## Task goal
Return the whole listing, keeping every character the same.

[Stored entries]
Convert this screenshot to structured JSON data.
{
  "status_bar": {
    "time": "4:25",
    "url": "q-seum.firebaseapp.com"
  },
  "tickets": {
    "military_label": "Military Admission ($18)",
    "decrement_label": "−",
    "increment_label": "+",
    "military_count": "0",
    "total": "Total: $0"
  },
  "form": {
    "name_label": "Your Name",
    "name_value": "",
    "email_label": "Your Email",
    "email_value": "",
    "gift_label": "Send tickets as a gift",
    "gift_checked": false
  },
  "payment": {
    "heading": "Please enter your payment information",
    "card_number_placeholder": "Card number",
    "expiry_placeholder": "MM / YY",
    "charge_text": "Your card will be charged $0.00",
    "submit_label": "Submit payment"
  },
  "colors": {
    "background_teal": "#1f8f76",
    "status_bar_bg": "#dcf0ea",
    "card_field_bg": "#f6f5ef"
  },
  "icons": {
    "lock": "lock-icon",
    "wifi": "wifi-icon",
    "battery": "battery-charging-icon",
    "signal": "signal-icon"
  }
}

## Response to this exercise
Convert this screenshot to structured JSON data.
{
  "status_bar": {
    "time": "4:25",
    "url": "q-seum.firebaseapp.com"
  },
  "tickets": {
    "military_label": "Military Admission ($18)",
    "decrement_label": "−",
    "increment_label": "+",
    "military_count": "0",
    "total": "Total: $0"
  },
  "form": {
    "name_label": "Your Name",
    "name_value": "",
    "email_label": "Your Email",
    "email_value": "",
    "gift_label": "Send tickets as a gift",
    "gift_checked": false
  },
  "payment": {
    "heading": "Please enter your payment information",
    "card_number_placeholder": "Card number",
    "expiry_placeholder": "MM / YY",
    "charge_text": "Your card will be charged $0.00",
    "submit_label": "Submit payment"
  },
  "colors": {
    "background_teal": "#1f8f76",
    "status_bar_bg": "#dcf0ea",
    "card_field_bg": "#f6f5ef"
  },
  "icons": {
    "lock": "lock-icon",
    "wifi": "wifi-icon",
    "battery": "battery-charging-icon",
    "signal": "signal-icon"
  }
}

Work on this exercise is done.